# START OF Supplied records

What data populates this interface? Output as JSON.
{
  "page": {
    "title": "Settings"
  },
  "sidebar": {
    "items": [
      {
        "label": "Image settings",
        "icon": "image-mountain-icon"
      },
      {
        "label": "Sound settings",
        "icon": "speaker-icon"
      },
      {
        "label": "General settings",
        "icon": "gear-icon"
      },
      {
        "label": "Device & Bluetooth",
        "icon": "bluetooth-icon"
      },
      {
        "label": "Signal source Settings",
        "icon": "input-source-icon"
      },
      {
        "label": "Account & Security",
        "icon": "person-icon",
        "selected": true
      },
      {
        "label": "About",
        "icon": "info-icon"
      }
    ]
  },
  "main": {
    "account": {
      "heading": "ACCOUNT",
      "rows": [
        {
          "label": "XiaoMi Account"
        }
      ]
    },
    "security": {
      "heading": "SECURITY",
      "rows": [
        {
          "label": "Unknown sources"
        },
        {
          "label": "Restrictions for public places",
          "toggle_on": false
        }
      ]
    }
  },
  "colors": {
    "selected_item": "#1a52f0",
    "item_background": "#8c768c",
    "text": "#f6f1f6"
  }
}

# END OF Supplied records

Work to be completed:
Make an exact copy of the listing, including every line.

Solution below:
What data populates this interface? Output as JSON.
{
  "page": {
    "title": "Settings"
  },
  "sidebar": {
    "items": [
      {
        "label": "Image settings",
        "icon": "image-mountain-icon"
      },
      {
        "label": "Sound settings",
        "icon": "speaker-icon"
      },
      {
        "label": "General settings",
        "icon": "gear-icon"
      },
      {
        "label": "Device & Bluetooth",
        "icon": "bluetooth-icon"
      },
      {
        "label": "Signal source Settings",
        "icon": "input-source-icon"
      },
      {
        "label": "Account & Security",
        "icon": "person-icon",
        "selected": true
      },
      {
        "label": "About",
        "icon": "info-icon"
      }
    ]
  },
  "main": {
    "account": {
      "heading": "ACCOUNT",
      "rows": [
        {
          "label": "XiaoMi Account"
        }
      ]
    },
    "security": {
      "heading": "SECURITY",
      "rows": [
        {
          "label": "Unknown sources"
        },
        {
          "label": "Restrictions for public places",
          "toggle_on": false
        }
      ]
    }
  },
  "colors": {
    "selected_item": "#1a52f0",
    "item_background": "#8c768c",
    "text": "#f6f1f6"
  }
}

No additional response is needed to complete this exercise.